TASK DIRECTIONS —
Your task is to output the listing word for word, with pictures excluded.

[Recorded data]
((

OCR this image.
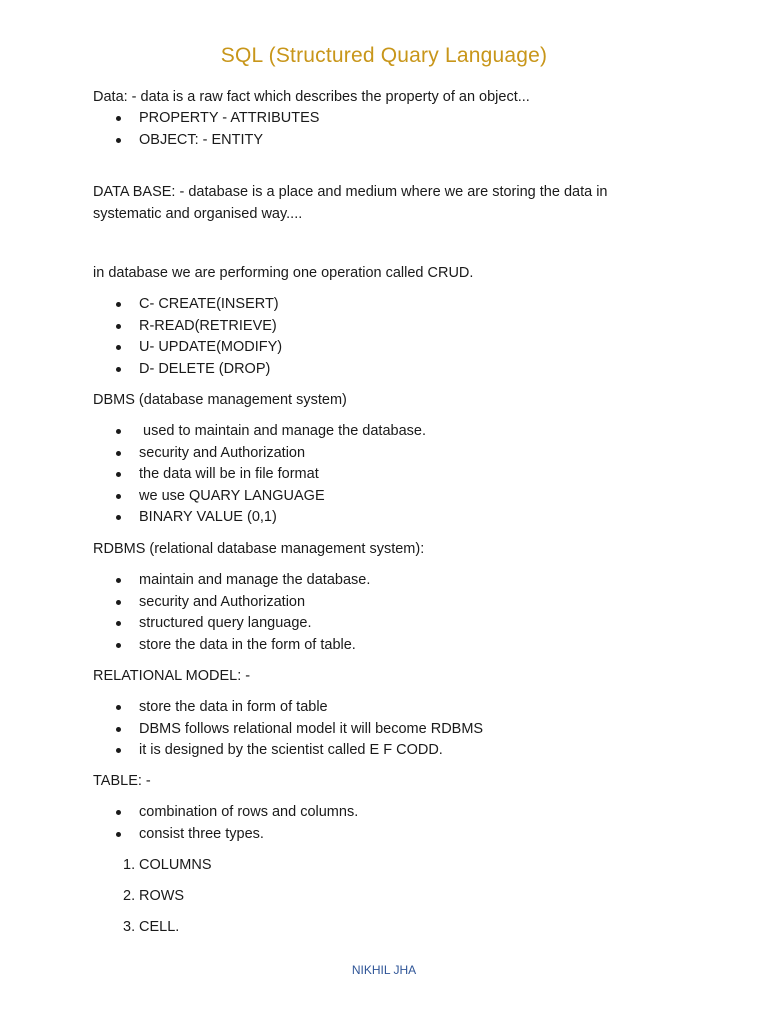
SQL (Structured Quary Language)

Data: - data is a raw fact which describes the property of an object...

PROPERTY - ATTRIBUTES
OBJECT: - ENTITY

DATA BASE: - database is a place and medium where we are storing the data in systematic and organised way....

in database we are performing one operation called CRUD.

C- CREATE(INSERT)
R-READ(RETRIEVE)
U- UPDATE(MODIFY)
D- DELETE (DROP)

DBMS (database management system)

used to maintain and manage the database.
security and Authorization
the data will be in file format
we use QUARY LANGUAGE
BINARY VALUE (0,1)

RDBMS (relational database management system):

maintain and manage the database.
security and Authorization
structured query language.
store the data in the form of table.

RELATIONAL MODEL: -

store the data in form of table
DBMS follows relational model it will become RDBMS
it is designed by the scientist called E F CODD.

TABLE: -

combination of rows and columns.
consist three types.
1. COLUMNS
2. ROWS
3. CELL.
NIKHIL JHA
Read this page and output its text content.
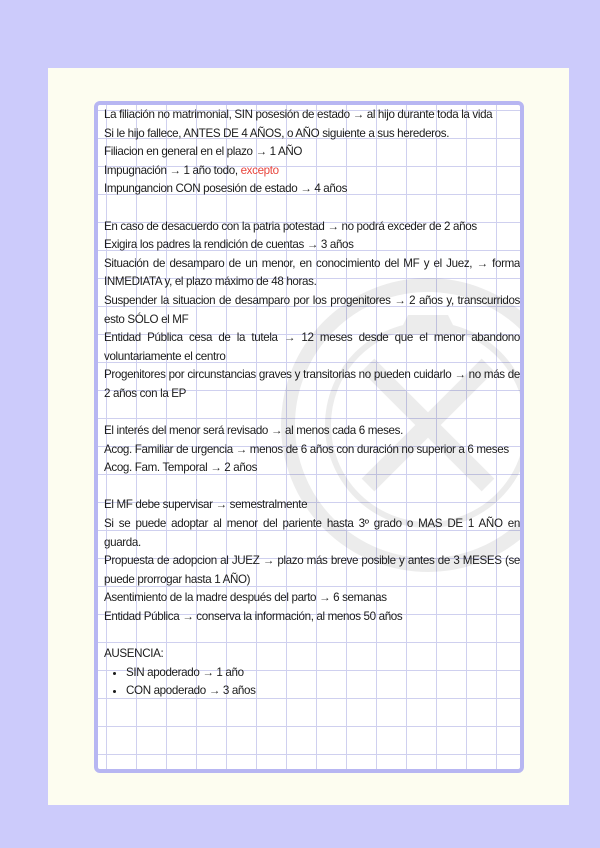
La filiación no matrimonial, SIN posesión de estado → al hijo durante toda la vida

Si le hijo fallece, ANTES DE 4 AÑOS, o AÑO siguiente a sus herederos.

Filiacion en general en el plazo → 1 AÑO

Impugnación → 1 año todo, excepto

Impungancion CON posesión de estado → 4 años

En caso de desacuerdo con la patria potestad → no podrá exceder de 2 años

Exigira los padres la rendición de cuentas → 3 años

Situación de desamparo de un menor, en conocimiento del MF y el Juez, → forma INMEDIATA y, el plazo máximo de 48 horas.

Suspender la situacion de desamparo por los progenitores → 2 años y, transcurridos esto SÓLO el MF

Entidad Pública cesa de la tutela → 12 meses desde que el menor abandono voluntariamente el centro

Progenitores por circunstancias graves y transitorias no pueden cuidarlo → no más de 2 años con la EP

El interés del menor será revisado → al menos cada 6 meses.

Acog. Familiar de urgencia → menos de 6 años con duración no superior a 6 meses

Acog. Fam. Temporal → 2 años

El MF debe supervisar → semestralmente

Si se puede adoptar al menor del pariente hasta 3º grado o MAS DE 1 AÑO en guarda.

Propuesta de adopcion al JUEZ → plazo más breve posible y antes de 3 MESES (se puede prorrogar hasta 1 AÑO)

Asentimiento de la madre después del parto → 6 semanas

Entidad Pública → conserva la información, al menos 50 años

AUSENCIA:

• SIN apoderado → 1 año
• CON apoderado → 3 años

))

EXERCISE SOLUTION —
OCR this image.
SQL (Structured Quary Language)

Data: - data is a raw fact which describes the property of an object...

PROPERTY - ATTRIBUTES
OBJECT: - ENTITY

DATA BASE: - database is a place and medium where we are storing the data in systematic and organised way....

in database we are performing one operation called CRUD.

C- CREATE(INSERT)
R-READ(RETRIEVE)
U- UPDATE(MODIFY)
D- DELETE (DROP)

DBMS (database management system)

used to maintain and manage the database.
security and Authorization
the data will be in file format
we use QUARY LANGUAGE
BINARY VALUE (0,1)

RDBMS (relational database management system):

maintain and manage the database.
security and Authorization
structured query language.
store the data in the form of table.

RELATIONAL MODEL: -

store the data in form of table
DBMS follows relational model it will become RDBMS
it is designed by the scientist called E F CODD.

TABLE: -

combination of rows and columns.
consist three types.
1. COLUMNS
2. ROWS
3. CELL.
NIKHIL JHA
Read this page and output its text content.
La filiación no matrimonial, SIN posesión de estado → al hijo durante toda la vida

Si le hijo fallece, ANTES DE 4 AÑOS, o AÑO siguiente a sus herederos.

Filiacion en general en el plazo → 1 AÑO

Impugnación → 1 año todo, excepto

Impungancion CON posesión de estado → 4 años

En caso de desacuerdo con la patria potestad → no podrá exceder de 2 años

Exigira los padres la rendición de cuentas → 3 años

Situación de desamparo de un menor, en conocimiento del MF y el Juez, → forma INMEDIATA y, el plazo máximo de 48 horas.

Suspender la situacion de desamparo por los progenitores → 2 años y, transcurridos esto SÓLO el MF

Entidad Pública cesa de la tutela → 12 meses desde que el menor abandono voluntariamente el centro

Progenitores por circunstancias graves y transitorias no pueden cuidarlo → no más de 2 años con la EP

El interés del menor será revisado → al menos cada 6 meses.

Acog. Familiar de urgencia → menos de 6 años con duración no superior a 6 meses

Acog. Fam. Temporal → 2 años

El MF debe supervisar → semestralmente

Si se puede adoptar al menor del pariente hasta 3º grado o MAS DE 1 AÑO en guarda.

Propuesta de adopcion al JUEZ → plazo más breve posible y antes de 3 MESES (se puede prorrogar hasta 1 AÑO)

Asentimiento de la madre después del parto → 6 semanas

Entidad Pública → conserva la información, al menos 50 años

AUSENCIA:

• SIN apoderado → 1 año
• CON apoderado → 3 años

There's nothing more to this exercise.